**REQUIREMENTS:**
Give the count of lines in the data that include the string "color", with no added remarks.

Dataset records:
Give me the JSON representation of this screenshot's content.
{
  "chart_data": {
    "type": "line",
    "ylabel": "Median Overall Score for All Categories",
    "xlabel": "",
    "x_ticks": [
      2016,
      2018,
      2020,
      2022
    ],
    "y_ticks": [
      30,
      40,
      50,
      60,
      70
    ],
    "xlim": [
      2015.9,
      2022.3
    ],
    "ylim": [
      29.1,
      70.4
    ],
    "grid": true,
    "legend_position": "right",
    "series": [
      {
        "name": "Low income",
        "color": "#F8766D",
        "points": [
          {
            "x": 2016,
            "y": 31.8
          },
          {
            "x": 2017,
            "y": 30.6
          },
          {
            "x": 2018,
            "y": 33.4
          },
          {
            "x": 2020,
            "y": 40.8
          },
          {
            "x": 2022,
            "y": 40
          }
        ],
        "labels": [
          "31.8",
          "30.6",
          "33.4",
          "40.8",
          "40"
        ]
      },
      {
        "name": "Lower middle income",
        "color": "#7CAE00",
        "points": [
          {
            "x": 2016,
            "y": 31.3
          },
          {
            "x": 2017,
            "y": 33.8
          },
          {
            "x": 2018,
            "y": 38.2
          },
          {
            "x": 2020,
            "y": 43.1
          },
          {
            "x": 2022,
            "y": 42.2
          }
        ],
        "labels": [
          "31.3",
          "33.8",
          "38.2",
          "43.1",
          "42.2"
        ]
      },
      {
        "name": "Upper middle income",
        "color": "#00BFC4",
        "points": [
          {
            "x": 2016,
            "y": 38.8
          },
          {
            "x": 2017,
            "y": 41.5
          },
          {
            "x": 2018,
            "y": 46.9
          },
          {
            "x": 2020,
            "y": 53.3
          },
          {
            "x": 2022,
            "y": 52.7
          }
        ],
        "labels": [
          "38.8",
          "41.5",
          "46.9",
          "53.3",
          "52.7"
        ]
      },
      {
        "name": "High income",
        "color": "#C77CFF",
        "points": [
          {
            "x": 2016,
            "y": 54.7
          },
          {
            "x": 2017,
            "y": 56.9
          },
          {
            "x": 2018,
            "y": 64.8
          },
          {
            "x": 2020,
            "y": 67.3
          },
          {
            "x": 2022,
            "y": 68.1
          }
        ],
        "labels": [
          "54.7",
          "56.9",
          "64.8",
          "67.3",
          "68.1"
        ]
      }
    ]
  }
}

**THE COMPLETED TASK:**
4